» The exercise
Extract the lines that carry the string "gépészmérnök" from the listing.

» Dataset entries
..........

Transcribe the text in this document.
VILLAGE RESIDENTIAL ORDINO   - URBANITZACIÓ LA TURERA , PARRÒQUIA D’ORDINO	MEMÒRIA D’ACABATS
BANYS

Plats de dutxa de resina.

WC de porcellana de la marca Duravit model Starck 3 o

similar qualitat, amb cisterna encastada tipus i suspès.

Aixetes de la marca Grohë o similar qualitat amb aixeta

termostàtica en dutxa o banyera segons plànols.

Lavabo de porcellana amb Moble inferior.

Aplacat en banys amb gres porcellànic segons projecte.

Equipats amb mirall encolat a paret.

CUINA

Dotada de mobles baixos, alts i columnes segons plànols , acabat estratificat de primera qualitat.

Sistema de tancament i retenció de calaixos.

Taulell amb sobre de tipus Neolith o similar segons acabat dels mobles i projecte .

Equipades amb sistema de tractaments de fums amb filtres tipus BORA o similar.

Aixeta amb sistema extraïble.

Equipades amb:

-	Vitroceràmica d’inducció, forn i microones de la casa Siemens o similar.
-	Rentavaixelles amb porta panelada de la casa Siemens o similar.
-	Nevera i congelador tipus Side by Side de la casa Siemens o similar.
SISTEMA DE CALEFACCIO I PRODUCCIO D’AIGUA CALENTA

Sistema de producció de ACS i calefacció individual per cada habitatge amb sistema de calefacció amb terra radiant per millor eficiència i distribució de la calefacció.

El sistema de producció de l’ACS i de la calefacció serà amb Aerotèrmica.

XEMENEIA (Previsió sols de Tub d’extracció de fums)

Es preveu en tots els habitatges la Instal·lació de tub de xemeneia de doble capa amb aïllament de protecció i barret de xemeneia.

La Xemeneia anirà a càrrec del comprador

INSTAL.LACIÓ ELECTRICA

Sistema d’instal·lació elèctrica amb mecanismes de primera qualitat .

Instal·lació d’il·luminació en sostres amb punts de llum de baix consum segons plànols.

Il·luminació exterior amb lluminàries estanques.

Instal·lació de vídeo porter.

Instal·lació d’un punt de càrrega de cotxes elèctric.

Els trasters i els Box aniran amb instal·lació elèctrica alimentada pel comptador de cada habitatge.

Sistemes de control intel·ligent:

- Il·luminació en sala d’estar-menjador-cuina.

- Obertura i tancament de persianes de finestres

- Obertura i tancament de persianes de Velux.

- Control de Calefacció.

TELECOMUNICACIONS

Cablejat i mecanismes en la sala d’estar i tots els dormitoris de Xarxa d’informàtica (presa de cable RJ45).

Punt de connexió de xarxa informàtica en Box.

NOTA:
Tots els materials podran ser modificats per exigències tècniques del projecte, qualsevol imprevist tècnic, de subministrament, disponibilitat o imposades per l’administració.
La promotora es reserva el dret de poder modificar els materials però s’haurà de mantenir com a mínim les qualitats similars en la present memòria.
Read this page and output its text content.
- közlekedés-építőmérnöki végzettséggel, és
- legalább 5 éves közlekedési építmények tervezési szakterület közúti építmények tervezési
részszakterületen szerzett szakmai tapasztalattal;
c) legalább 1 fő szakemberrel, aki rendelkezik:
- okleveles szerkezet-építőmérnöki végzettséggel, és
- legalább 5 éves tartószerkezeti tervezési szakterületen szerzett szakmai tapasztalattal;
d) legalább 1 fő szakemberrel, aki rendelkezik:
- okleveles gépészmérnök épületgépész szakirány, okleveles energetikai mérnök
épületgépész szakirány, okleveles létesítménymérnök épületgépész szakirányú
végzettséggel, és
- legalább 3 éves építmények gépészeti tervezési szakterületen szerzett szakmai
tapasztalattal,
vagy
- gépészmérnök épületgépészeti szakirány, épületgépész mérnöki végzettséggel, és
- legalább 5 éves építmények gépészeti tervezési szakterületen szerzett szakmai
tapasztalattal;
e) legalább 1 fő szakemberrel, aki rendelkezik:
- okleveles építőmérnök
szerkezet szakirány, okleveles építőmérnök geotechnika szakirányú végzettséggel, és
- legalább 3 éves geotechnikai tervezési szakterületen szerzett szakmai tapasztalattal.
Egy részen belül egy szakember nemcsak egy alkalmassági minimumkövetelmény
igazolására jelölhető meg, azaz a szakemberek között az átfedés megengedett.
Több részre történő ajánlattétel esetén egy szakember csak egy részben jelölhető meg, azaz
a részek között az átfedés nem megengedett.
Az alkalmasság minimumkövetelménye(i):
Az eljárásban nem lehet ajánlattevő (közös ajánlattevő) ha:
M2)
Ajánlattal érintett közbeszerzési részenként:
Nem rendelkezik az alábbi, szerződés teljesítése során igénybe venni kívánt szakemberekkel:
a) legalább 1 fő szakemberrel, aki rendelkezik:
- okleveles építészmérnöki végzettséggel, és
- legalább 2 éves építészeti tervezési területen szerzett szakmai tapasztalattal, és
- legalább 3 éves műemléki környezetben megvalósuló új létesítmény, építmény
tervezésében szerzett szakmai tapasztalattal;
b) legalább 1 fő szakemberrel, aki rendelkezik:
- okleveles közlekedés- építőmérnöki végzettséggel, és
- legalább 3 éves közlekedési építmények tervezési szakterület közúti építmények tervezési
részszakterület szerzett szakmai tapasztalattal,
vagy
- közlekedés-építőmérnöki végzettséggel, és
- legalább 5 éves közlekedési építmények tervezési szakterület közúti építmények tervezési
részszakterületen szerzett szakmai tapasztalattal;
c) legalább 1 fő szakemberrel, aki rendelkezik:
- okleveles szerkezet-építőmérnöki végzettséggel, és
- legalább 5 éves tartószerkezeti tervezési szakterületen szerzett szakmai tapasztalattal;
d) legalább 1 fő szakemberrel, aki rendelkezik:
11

..........

» Response
- okleveles gépészmérnök épületgépész szakirány, okleveles energetikai mérnök
- gépészmérnök épületgépészeti szakirány, épületgépész mérnöki végzettséggel, és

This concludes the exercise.